Brief. In the entries below, find the lines that contain the word "category" and copy them.

Dataset entries.
════

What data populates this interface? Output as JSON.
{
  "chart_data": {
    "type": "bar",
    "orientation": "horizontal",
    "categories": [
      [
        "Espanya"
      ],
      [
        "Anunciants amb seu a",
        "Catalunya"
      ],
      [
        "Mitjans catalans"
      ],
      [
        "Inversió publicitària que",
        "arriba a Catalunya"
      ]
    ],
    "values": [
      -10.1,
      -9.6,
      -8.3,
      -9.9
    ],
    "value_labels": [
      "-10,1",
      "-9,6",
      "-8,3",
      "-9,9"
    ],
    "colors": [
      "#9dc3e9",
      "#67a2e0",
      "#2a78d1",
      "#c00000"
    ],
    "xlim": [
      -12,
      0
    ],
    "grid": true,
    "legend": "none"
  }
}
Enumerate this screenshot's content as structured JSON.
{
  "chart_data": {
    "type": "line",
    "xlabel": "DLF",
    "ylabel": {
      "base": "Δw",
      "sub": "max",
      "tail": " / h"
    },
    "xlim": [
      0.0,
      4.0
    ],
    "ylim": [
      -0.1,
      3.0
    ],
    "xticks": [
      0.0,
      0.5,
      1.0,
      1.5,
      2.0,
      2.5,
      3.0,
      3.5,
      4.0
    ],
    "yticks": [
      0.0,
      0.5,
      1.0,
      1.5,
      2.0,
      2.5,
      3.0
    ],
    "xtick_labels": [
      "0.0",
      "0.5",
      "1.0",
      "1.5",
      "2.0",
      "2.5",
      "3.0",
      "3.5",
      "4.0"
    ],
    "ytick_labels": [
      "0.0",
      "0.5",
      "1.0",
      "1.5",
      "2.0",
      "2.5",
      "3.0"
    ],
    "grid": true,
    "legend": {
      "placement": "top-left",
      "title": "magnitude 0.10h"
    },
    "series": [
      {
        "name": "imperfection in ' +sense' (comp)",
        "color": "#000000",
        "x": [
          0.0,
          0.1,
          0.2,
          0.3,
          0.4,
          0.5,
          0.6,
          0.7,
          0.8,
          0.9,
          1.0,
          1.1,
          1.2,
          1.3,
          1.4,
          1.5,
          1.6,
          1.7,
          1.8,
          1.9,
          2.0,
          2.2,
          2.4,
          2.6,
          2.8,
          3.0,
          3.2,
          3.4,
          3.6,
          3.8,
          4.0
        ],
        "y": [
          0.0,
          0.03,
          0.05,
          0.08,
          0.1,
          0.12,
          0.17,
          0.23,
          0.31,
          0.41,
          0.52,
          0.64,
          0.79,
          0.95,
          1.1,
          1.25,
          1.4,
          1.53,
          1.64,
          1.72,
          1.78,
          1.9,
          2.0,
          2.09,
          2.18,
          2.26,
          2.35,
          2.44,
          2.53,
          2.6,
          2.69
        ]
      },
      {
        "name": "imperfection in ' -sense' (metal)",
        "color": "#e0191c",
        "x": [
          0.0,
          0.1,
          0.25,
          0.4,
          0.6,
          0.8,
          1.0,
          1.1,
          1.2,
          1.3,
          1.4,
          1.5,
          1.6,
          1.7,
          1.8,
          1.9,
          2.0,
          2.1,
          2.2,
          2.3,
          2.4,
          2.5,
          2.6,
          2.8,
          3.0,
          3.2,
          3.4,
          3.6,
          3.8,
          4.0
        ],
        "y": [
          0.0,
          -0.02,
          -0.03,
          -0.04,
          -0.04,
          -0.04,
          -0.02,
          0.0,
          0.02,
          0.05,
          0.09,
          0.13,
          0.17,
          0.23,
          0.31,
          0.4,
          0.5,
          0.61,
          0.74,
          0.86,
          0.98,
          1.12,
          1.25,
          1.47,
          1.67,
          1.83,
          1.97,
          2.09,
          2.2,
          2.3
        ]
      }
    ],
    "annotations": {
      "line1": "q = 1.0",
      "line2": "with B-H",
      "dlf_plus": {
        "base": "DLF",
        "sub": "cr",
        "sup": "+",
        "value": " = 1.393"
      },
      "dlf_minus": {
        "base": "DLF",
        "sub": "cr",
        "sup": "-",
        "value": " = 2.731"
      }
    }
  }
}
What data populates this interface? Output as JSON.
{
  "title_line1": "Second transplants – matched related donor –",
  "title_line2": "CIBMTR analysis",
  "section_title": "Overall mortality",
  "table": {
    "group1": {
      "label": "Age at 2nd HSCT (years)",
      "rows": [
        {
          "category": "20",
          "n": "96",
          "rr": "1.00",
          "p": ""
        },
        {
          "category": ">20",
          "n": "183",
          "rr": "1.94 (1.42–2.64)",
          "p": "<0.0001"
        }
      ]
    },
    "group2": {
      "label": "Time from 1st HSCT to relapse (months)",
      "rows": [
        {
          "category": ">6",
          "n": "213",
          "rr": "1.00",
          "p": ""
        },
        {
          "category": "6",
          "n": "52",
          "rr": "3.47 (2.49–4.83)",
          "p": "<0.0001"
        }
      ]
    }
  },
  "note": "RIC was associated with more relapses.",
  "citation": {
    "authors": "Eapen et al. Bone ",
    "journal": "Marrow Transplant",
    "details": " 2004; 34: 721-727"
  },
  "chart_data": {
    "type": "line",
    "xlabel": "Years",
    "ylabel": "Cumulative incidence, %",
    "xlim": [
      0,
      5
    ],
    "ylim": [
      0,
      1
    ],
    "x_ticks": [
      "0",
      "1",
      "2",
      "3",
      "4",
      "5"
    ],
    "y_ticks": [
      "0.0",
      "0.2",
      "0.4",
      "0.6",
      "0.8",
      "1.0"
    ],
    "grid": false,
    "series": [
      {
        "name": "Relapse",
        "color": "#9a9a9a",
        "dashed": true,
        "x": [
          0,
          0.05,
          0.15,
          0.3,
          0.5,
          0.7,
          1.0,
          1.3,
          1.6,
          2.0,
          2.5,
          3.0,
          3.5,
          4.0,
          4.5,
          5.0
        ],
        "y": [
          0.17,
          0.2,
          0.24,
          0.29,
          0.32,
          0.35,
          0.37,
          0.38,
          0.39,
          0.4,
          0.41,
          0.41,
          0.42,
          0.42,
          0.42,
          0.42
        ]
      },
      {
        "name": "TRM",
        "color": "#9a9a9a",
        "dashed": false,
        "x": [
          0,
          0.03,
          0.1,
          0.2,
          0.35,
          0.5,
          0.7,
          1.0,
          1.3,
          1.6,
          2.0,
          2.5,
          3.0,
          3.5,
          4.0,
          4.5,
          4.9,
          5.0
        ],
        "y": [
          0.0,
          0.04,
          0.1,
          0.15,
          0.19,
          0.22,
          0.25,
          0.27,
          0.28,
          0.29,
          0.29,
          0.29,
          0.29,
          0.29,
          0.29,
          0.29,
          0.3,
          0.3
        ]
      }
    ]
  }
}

════

The reply.
          "category": "20",
          "category": ">20",
          "category": ">6",
          "category": "6",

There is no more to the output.